WORK REQUIRED – Retype the whole listing below, character for character.

PROVIDED DATA –
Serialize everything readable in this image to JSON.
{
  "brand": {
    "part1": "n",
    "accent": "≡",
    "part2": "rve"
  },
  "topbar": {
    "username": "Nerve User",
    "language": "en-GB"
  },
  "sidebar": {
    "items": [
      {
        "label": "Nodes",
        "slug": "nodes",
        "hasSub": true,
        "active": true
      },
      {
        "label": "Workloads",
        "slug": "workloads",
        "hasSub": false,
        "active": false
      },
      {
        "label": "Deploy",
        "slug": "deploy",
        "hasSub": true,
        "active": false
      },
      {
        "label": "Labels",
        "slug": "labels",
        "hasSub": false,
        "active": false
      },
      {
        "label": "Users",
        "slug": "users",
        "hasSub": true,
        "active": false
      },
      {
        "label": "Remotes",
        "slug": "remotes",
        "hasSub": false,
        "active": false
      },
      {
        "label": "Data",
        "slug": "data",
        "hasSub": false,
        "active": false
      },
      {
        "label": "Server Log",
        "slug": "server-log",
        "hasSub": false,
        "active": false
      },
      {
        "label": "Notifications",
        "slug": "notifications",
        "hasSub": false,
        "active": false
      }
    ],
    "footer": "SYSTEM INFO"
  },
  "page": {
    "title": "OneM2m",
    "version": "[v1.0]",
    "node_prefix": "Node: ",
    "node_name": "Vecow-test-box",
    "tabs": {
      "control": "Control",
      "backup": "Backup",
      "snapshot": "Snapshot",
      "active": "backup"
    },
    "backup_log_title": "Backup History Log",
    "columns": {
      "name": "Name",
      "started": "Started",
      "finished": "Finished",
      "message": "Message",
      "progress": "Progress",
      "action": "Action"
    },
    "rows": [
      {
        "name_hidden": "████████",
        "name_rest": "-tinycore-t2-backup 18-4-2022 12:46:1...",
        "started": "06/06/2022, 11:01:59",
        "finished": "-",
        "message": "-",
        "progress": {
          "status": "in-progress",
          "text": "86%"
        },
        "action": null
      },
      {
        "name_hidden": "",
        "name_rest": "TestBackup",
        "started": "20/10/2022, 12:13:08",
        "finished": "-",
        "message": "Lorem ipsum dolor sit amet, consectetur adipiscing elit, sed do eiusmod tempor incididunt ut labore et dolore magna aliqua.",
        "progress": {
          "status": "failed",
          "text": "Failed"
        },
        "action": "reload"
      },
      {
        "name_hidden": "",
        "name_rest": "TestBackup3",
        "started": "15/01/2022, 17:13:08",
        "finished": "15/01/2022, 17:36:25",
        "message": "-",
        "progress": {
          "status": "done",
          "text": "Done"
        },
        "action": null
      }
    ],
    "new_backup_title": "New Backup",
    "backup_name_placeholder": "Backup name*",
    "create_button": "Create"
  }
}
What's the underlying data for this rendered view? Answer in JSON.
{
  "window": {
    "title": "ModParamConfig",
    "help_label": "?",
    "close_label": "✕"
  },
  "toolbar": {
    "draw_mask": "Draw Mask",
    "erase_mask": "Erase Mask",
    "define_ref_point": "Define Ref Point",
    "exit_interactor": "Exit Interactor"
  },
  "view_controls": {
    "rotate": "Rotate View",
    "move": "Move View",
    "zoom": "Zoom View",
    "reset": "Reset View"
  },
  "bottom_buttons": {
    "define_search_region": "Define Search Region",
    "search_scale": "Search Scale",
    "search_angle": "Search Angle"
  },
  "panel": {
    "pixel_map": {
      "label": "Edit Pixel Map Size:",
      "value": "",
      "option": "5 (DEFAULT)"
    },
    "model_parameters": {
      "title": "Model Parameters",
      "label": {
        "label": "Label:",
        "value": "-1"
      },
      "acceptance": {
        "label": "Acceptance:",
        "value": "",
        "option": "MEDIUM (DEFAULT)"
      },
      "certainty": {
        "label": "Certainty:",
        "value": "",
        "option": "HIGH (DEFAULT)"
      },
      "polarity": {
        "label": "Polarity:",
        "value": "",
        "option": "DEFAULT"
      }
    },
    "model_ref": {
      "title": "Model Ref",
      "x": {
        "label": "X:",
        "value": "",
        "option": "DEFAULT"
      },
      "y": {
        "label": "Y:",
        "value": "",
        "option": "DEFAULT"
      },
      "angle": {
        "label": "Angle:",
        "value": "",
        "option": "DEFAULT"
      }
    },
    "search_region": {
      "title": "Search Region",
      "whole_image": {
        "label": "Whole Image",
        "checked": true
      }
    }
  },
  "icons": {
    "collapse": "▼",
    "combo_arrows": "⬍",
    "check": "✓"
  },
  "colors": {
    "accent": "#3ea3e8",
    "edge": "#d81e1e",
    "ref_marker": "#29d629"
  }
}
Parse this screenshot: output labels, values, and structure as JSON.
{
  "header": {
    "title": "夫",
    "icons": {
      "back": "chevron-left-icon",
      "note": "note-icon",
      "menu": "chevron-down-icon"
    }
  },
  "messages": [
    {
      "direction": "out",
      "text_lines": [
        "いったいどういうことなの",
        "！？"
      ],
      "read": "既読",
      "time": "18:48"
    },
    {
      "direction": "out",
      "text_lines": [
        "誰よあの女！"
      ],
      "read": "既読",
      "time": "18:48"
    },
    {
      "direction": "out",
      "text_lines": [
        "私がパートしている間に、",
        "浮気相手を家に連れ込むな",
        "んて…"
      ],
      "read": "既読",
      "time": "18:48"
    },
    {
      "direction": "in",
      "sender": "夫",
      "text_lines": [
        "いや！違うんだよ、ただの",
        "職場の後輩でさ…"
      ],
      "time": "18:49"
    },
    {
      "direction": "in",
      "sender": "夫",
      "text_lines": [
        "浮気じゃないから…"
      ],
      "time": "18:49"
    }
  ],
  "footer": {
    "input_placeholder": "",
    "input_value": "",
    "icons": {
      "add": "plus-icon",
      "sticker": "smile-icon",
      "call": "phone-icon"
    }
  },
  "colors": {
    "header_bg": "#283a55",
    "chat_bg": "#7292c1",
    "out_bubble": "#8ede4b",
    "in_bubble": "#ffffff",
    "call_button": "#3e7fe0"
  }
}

RESULT OF THE EXERCISE –
Serialize everything readable in this image to JSON.
{
  "brand": {
    "part1": "n",
    "accent": "≡",
    "part2": "rve"
  },
  "topbar": {
    "username": "Nerve User",
    "language": "en-GB"
  },
  "sidebar": {
    "items": [
      {
        "label": "Nodes",
        "slug": "nodes",
        "hasSub": true,
        "active": true
      },
      {
        "label": "Workloads",
        "slug": "workloads",
        "hasSub": false,
        "active": false
      },
      {
        "label": "Deploy",
        "slug": "deploy",
        "hasSub": true,
        "active": false
      },
      {
        "label": "Labels",
        "slug": "labels",
        "hasSub": false,
        "active": false
      },
      {
        "label": "Users",
        "slug": "users",
        "hasSub": true,
        "active": false
      },
      {
        "label": "Remotes",
        "slug": "remotes",
        "hasSub": false,
        "active": false
      },
      {
        "label": "Data",
        "slug": "data",
        "hasSub": false,
        "active": false
      },
      {
        "label": "Server Log",
        "slug": "server-log",
        "hasSub": false,
        "active": false
      },
      {
        "label": "Notifications",
        "slug": "notifications",
        "hasSub": false,
        "active": false
      }
    ],
    "footer": "SYSTEM INFO"
  },
  "page": {
    "title": "OneM2m",
    "version": "[v1.0]",
    "node_prefix": "Node: ",
    "node_name": "Vecow-test-box",
    "tabs": {
      "control": "Control",
      "backup": "Backup",
      "snapshot": "Snapshot",
      "active": "backup"
    },
    "backup_log_title": "Backup History Log",
    "columns": {
      "name": "Name",
      "started": "Started",
      "finished": "Finished",
      "message": "Message",
      "progress": "Progress",
      "action": "Action"
    },
    "rows": [
      {
        "name_hidden": "████████",
        "name_rest": "-tinycore-t2-backup 18-4-2022 12:46:1...",
        "started": "06/06/2022, 11:01:59",
        "finished": "-",
        "message": "-",
        "progress": {
          "status": "in-progress",
          "text": "86%"
        },
        "action": null
      },
      {
        "name_hidden": "",
        "name_rest": "TestBackup",
        "started": "20/10/2022, 12:13:08",
        "finished": "-",
        "message": "Lorem ipsum dolor sit amet, consectetur adipiscing elit, sed do eiusmod tempor incididunt ut labore et dolore magna aliqua.",
        "progress": {
          "status": "failed",
          "text": "Failed"
        },
        "action": "reload"
      },
      {
        "name_hidden": "",
        "name_rest": "TestBackup3",
        "started": "15/01/2022, 17:13:08",
        "finished": "15/01/2022, 17:36:25",
        "message": "-",
        "progress": {
          "status": "done",
          "text": "Done"
        },
        "action": null
      }
    ],
    "new_backup_title": "New Backup",
    "backup_name_placeholder": "Backup name*",
    "create_button": "Create"
  }
}
What's the underlying data for this rendered view? Answer in JSON.
{
  "window": {
    "title": "ModParamConfig",
    "help_label": "?",
    "close_label": "✕"
  },
  "toolbar": {
    "draw_mask": "Draw Mask",
    "erase_mask": "Erase Mask",
    "define_ref_point": "Define Ref Point",
    "exit_interactor": "Exit Interactor"
  },
  "view_controls": {
    "rotate": "Rotate View",
    "move": "Move View",
    "zoom": "Zoom View",
    "reset": "Reset View"
  },
  "bottom_buttons": {
    "define_search_region": "Define Search Region",
    "search_scale": "Search Scale",
    "search_angle": "Search Angle"
  },
  "panel": {
    "pixel_map": {
      "label": "Edit Pixel Map Size:",
      "value": "",
      "option": "5 (DEFAULT)"
    },
    "model_parameters": {
      "title": "Model Parameters",
      "label": {
        "label": "Label:",
        "value": "-1"
      },
      "acceptance": {
        "label": "Acceptance:",
        "value": "",
        "option": "MEDIUM (DEFAULT)"
      },
      "certainty": {
        "label": "Certainty:",
        "value": "",
        "option": "HIGH (DEFAULT)"
      },
      "polarity": {
        "label": "Polarity:",
        "value": "",
        "option": "DEFAULT"
      }
    },
    "model_ref": {
      "title": "Model Ref",
      "x": {
        "label": "X:",
        "value": "",
        "option": "DEFAULT"
      },
      "y": {
        "label": "Y:",
        "value": "",
        "option": "DEFAULT"
      },
      "angle": {
        "label": "Angle:",
        "value": "",
        "option": "DEFAULT"
      }
    },
    "search_region": {
      "title": "Search Region",
      "whole_image": {
        "label": "Whole Image",
        "checked": true
      }
    }
  },
  "icons": {
    "collapse": "▼",
    "combo_arrows": "⬍",
    "check": "✓"
  },
  "colors": {
    "accent": "#3ea3e8",
    "edge": "#d81e1e",
    "ref_marker": "#29d629"
  }
}
Parse this screenshot: output labels, values, and structure as JSON.
{
  "header": {
    "title": "夫",
    "icons": {
      "back": "chevron-left-icon",
      "note": "note-icon",
      "menu": "chevron-down-icon"
    }
  },
  "messages": [
    {
      "direction": "out",
      "text_lines": [
        "いったいどういうことなの",
        "！？"
      ],
      "read": "既読",
      "time": "18:48"
    },
    {
      "direction": "out",
      "text_lines": [
        "誰よあの女！"
      ],
      "read": "既読",
      "time": "18:48"
    },
    {
      "direction": "out",
      "text_lines": [
        "私がパートしている間に、",
        "浮気相手を家に連れ込むな",
        "んて…"
      ],
      "read": "既読",
      "time": "18:48"
    },
    {
      "direction": "in",
      "sender": "夫",
      "text_lines": [
        "いや！違うんだよ、ただの",
        "職場の後輩でさ…"
      ],
      "time": "18:49"
    },
    {
      "direction": "in",
      "sender": "夫",
      "text_lines": [
        "浮気じゃないから…"
      ],
      "time": "18:49"
    }
  ],
  "footer": {
    "input_placeholder": "",
    "input_value": "",
    "icons": {
      "add": "plus-icon",
      "sticker": "smile-icon",
      "call": "phone-icon"
    }
  },
  "colors": {
    "header_bg": "#283a55",
    "chat_bg": "#7292c1",
    "out_bubble": "#8ede4b",
    "in_bubble": "#ffffff",
    "call_button": "#3e7fe0"
  }
}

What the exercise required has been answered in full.